Available data:
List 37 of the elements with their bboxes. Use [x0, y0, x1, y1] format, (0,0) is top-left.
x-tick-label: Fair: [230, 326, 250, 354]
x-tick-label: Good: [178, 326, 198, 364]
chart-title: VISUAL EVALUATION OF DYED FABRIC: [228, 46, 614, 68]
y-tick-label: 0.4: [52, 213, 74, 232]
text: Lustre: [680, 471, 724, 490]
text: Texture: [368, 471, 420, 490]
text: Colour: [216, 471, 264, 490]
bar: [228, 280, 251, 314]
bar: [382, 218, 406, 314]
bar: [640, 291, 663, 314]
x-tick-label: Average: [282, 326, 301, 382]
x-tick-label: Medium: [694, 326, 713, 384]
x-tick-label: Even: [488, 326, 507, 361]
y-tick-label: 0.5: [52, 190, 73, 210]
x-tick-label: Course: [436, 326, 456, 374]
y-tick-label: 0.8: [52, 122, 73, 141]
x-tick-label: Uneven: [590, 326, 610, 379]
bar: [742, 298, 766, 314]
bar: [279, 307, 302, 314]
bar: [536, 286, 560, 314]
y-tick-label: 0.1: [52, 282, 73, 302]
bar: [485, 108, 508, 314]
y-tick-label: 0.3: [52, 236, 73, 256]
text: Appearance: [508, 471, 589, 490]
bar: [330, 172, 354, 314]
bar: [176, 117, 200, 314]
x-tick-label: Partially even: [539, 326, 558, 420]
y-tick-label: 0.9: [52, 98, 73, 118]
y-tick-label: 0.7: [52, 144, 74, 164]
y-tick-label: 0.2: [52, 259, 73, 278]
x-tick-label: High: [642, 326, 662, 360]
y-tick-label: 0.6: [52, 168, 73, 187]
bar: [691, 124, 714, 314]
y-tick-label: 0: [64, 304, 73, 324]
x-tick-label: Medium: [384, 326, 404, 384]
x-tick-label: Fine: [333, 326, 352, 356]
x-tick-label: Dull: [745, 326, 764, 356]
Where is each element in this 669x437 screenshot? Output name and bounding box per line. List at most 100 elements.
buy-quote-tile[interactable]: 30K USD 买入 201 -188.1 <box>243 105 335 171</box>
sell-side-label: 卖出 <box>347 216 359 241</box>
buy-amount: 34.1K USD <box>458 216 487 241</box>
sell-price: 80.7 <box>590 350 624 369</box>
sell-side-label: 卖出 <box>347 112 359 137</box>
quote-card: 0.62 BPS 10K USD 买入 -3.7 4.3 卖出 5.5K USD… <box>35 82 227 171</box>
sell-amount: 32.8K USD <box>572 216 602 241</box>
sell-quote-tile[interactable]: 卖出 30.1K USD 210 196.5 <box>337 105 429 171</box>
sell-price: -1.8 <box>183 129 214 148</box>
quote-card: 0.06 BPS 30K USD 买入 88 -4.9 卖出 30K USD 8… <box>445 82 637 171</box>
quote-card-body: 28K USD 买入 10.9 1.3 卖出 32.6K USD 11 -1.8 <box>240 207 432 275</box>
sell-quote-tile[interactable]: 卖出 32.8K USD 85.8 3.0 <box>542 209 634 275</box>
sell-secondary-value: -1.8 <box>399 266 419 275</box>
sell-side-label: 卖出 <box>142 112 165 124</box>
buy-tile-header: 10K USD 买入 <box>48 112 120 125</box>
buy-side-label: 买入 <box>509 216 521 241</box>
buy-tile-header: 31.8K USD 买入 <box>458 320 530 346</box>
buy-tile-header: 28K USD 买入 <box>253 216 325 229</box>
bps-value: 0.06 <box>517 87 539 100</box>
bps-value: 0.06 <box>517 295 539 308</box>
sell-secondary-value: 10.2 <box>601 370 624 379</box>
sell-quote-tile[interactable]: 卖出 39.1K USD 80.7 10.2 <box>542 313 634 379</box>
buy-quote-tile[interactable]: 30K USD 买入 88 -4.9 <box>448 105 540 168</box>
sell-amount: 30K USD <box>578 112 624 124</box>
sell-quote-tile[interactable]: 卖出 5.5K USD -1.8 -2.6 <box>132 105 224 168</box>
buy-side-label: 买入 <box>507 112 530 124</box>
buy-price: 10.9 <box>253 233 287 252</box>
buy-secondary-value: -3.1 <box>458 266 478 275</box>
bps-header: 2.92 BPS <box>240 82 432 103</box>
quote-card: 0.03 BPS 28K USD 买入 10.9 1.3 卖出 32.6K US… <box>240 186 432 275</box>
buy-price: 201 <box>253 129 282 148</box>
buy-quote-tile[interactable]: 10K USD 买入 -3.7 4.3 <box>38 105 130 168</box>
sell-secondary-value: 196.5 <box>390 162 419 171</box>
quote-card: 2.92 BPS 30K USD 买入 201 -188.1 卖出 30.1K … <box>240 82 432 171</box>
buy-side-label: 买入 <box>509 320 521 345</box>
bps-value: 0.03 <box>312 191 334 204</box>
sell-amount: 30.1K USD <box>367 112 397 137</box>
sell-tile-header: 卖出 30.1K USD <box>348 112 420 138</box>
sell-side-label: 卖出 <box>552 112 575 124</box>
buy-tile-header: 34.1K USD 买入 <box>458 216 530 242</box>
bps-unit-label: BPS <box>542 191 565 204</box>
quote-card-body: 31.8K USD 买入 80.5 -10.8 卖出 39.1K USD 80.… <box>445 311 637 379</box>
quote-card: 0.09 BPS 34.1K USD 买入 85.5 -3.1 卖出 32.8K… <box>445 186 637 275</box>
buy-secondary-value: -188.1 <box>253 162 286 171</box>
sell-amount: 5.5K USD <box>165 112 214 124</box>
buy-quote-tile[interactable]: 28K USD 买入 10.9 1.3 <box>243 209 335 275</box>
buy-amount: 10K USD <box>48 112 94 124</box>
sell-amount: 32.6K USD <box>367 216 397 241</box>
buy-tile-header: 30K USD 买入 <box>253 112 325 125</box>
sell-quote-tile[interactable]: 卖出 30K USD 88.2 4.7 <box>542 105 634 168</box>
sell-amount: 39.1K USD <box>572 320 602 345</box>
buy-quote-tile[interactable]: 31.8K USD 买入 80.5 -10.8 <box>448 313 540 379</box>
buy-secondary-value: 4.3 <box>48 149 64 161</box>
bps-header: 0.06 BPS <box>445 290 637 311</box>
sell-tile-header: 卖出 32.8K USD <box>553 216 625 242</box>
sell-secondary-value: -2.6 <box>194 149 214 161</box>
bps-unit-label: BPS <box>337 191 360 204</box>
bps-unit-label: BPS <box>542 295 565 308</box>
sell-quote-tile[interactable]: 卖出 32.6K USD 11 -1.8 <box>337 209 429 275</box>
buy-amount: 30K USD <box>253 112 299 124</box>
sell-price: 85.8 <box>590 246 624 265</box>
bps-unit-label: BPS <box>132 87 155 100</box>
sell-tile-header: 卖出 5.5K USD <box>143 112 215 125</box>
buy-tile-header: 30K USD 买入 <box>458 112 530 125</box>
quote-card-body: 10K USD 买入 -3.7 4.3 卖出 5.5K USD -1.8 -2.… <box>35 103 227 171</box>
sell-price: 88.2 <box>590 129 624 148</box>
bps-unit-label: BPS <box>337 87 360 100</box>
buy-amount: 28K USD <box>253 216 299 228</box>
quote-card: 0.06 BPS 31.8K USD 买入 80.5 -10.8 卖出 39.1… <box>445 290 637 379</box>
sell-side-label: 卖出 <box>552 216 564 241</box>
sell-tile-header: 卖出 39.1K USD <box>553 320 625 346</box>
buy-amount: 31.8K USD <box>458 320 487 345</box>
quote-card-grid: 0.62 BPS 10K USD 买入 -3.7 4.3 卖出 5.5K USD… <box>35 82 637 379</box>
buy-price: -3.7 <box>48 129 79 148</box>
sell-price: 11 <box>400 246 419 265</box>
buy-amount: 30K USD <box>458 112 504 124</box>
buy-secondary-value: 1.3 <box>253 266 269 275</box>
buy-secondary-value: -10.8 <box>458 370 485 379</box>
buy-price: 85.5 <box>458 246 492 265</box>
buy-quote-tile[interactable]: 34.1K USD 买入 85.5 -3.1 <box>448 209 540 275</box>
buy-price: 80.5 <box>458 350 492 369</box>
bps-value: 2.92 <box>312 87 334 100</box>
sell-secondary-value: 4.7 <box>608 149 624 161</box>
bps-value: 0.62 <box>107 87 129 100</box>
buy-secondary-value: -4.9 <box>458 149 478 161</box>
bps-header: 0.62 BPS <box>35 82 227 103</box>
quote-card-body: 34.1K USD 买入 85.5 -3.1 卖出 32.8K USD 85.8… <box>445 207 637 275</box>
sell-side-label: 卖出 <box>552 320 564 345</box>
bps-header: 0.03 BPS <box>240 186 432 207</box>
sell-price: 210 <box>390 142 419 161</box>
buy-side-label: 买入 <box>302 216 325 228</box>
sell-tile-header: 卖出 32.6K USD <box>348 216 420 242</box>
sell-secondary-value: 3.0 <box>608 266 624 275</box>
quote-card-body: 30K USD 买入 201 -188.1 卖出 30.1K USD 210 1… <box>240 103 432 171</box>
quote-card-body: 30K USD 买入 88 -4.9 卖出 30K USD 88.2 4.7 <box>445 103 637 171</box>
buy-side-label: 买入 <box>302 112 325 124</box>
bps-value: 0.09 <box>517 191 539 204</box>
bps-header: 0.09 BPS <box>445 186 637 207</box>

Exercise objective:
Format the entries from the first line through the line containing "x-tick-label: Even: [488, 326, 507, 361]", both included, as a JSON list of strings with one string per line and no blank lines.

Answer for this exercise:
[
  "List 37 of the elements with their bboxes. Use [x0, y0, x1, y1] format, (0,0) is top-left.",
  "x-tick-label: Fair: [230, 326, 250, 354]",
  "x-tick-label: Good: [178, 326, 198, 364]",
  "chart-title: VISUAL EVALUATION OF DYED FABRIC: [228, 46, 614, 68]",
  "y-tick-label: 0.4: [52, 213, 74, 232]",
  "text: Lustre: [680, 471, 724, 490]",
  "text: Texture: [368, 471, 420, 490]",
  "text: Colour: [216, 471, 264, 490]",
  "bar: [228, 280, 251, 314]",
  "bar: [382, 218, 406, 314]",
  "bar: [640, 291, 663, 314]",
  "x-tick-label: Average: [282, 326, 301, 382]",
  "x-tick-label: Medium: [694, 326, 713, 384]",
  "x-tick-label: Even: [488, 326, 507, 361]"
]